Dataset rows:
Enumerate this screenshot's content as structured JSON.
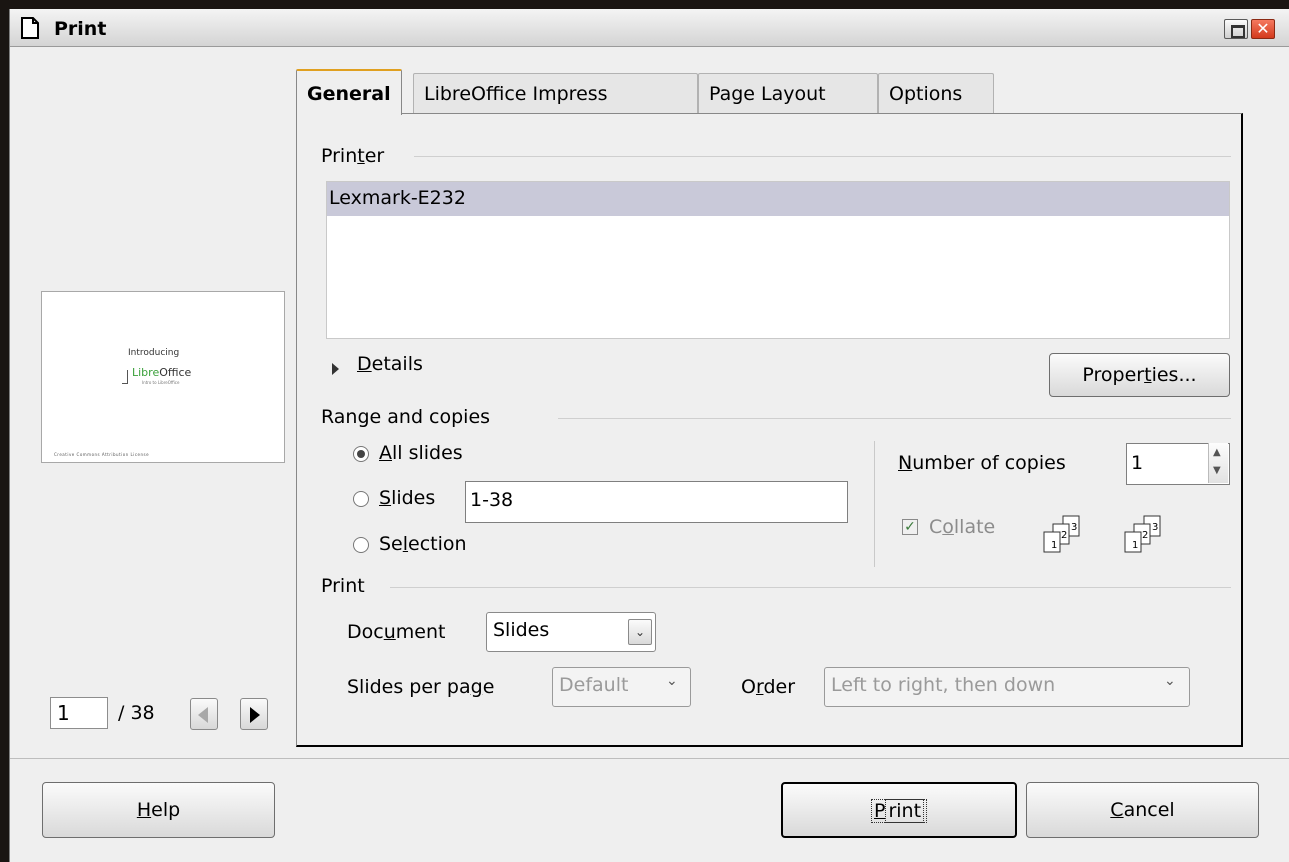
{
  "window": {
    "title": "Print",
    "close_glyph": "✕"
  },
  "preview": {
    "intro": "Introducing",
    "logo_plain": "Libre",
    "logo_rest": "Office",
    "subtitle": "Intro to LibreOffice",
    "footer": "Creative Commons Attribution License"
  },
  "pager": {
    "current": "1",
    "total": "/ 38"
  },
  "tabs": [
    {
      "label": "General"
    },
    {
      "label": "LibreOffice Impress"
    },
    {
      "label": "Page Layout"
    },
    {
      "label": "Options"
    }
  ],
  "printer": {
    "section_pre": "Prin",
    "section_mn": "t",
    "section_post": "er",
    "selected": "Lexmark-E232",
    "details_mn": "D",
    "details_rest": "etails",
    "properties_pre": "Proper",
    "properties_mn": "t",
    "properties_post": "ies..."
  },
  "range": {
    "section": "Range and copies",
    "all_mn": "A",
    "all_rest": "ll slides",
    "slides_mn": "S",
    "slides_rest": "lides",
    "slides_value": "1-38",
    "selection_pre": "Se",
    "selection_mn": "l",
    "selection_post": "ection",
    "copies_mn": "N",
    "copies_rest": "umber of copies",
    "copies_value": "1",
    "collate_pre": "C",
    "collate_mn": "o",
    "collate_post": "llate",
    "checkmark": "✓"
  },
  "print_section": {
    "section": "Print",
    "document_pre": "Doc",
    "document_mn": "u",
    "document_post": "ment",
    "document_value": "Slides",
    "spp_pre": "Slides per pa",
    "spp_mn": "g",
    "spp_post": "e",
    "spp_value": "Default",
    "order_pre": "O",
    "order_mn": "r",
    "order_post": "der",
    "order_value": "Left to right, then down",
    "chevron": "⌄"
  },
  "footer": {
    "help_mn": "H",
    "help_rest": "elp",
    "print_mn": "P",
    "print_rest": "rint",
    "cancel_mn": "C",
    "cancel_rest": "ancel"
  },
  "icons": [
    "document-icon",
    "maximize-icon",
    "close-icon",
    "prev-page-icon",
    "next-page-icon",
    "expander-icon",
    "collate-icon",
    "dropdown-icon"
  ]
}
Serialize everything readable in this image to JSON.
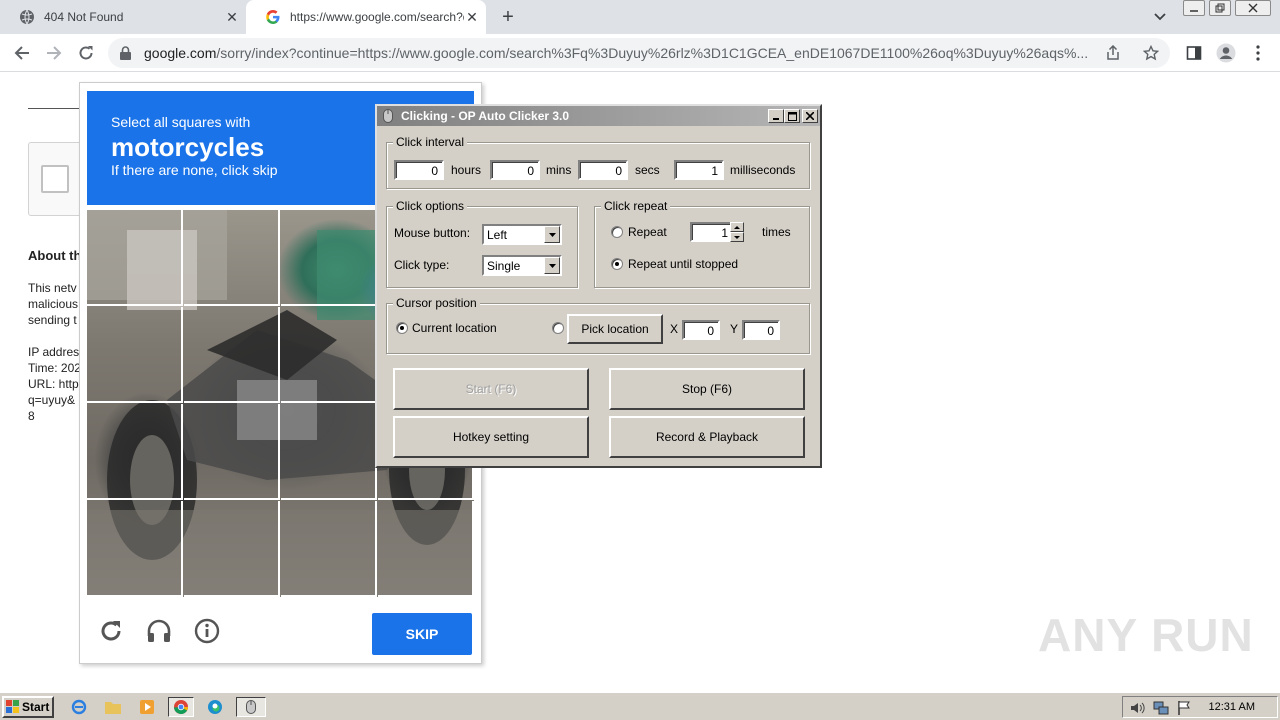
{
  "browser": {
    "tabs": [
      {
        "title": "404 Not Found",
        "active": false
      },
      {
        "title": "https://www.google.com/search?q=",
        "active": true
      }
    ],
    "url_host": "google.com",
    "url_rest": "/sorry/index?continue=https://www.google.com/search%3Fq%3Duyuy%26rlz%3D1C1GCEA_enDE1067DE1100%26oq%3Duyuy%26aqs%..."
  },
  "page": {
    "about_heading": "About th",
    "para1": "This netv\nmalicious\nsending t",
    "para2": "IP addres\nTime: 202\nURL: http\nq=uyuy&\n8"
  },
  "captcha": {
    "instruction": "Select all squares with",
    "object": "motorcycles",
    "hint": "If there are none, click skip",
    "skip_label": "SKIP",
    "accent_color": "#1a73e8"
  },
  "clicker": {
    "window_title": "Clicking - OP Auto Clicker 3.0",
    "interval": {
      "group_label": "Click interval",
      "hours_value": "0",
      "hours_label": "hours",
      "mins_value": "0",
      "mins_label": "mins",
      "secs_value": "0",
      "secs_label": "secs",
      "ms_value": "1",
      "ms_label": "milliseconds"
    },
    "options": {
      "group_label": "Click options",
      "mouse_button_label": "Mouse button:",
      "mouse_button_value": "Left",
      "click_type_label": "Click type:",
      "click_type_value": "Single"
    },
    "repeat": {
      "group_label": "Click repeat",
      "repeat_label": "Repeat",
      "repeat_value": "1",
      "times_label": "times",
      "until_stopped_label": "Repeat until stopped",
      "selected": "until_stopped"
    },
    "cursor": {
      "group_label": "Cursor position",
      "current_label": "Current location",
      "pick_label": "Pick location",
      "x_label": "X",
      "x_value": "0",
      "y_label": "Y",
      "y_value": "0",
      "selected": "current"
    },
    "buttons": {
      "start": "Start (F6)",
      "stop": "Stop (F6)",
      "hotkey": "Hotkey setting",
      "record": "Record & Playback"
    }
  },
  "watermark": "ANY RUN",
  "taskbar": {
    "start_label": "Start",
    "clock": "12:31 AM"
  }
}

Given task:
Write down every line of the data above that includes the string "footer".

Solved exercise:
    "footer": "Creative Commons Attribution License"
  "footer": {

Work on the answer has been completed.